### Brief 1
Put the records from the start through the line containing "series-noise-band — [564, 350, 1274, 460]", both ends included, into a JSON list of strings with one string per line and blank lines omitted.
### Brief 2
Continue the text on spectral deepfake detection from where it stops.

[START Selected passage]

SPARK-IL: Spectral Retrieval-Augmented RAG for Knowledge-driven Deepfake Detection via Incremental Learning

Authors: Hessen Bougueffa Eutamene, Abdellah Zakaria Sellam, Abdelmalik Taleb-Ahmed, Abdenour Hadid

Published: 2026-04-04 19:19:33+00:00

AI Summary

This paper introduces SPARK-IL, a retrieval-augmented framework designed to enhance deepfake detection by improving generalization to unseen generative models. It combines dual-path spectral analysis with incremental learning, leveraging consistent frequency-domain signatures to identify AI-generated images. SPARK-IL achieves a state-of-the-art 94.6% mean accuracy on the UniversalFakeDetect benchmark across 19 diverse generative models.

Abstract

Detecting AI-generated images remains a significant challenge because detectors trained on specific generators often fail to generalize to unseen models; however, while pixel-level artifacts vary across models, frequency-domain signatures exhibit greater consistency, providing a promising foundation for cross-generator detection. To address this, we propose SPARK-IL, a retrieval-augmented framework that combines dual-path spectral analysis with incremental learning by utilizing a partially frozen ViT-L/14 encoder for semantic representations alongside a parallel path for raw RGB pixel embeddings. Both paths undergo multi-band Fourier decomposition into four frequency bands, which are individually processed by Kolmogorov-Arnold Networks (KAN) with mixture-of-experts for band-specific transformations before the resulting spectral embeddings are fused via cross-attention with residual connections. During inference, this fused embedding retrieves the $k$ nearest labeled signatures from a Milvus database using cosine similarity to facilitate predictions via majority voting, while an incremental learning strategy expands the database and employs elastic weight consolidation to preserve previously learned transformations. Evaluated on the UniversalFakeDetect benchmark across 19 generative models -- including GANs, face-swapping, and diffusion methods -- SPARK-IL achieves a 94.6\\% mean accuracy, with the code to be publicly released at https://github.com/HessenUPHF/SPARK-IL.

[END Selected passage]
[START Data supplied]

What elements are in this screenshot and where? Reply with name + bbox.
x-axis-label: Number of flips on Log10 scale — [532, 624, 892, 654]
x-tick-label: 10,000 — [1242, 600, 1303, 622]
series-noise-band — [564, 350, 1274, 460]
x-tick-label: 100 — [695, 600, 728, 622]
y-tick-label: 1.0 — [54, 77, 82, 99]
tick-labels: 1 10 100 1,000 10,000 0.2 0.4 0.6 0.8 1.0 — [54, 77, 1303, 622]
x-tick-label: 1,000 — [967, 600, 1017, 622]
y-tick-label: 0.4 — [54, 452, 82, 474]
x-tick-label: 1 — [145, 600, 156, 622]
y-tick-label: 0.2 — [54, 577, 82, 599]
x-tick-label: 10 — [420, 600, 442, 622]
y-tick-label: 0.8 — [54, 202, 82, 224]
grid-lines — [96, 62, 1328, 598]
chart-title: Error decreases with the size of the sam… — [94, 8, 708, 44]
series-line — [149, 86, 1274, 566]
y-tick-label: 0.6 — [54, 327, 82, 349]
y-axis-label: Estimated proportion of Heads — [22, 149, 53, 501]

[END Data supplied]

### Final result 1
[
  "What elements are in this screenshot and where? Reply with name + bbox.",
  "x-axis-label: Number of flips on Log10 scale — [532, 624, 892, 654]",
  "x-tick-label: 10,000 — [1242, 600, 1303, 622]",
  "series-noise-band — [564, 350, 1274, 460]"
]

### Final result 2
Key findings
SPARK-IL achieved a 94.6% mean accuracy on the UniversalFakeDetect benchmark, outperforming existing state-of-the-art methods, including REVEAL by 0.7%. The dual spectral analysis and retrieval-augmented inference were found to be the most significant contributors to its performance gains, demonstrating strong generalization capabilities to diverse and unseen generative models. The incremental learning strategy also proved effective in adapting to new generators without performance degradation on previously learned techniques.
Approach
SPARK-IL employs a dual-path architecture where a partially frozen ViT-L/14 extracts semantic features, and a parallel path processes raw RGB pixels. Both paths undergo multi-band Fourier decomposition, with each frequency band processed by Kolmogorov-Arnold Networks (KAN) using mixture-of-experts, before spectral embeddings are fused via cross-attention. During inference, the fused embedding retrieves k nearest labeled signatures from a Milvus database for majority-voting classification, while incremental learning expands the database and uses elastic weight consolidation to preserve knowledge.
Datasets
UniversalFakeDetect benchmark
Model(s)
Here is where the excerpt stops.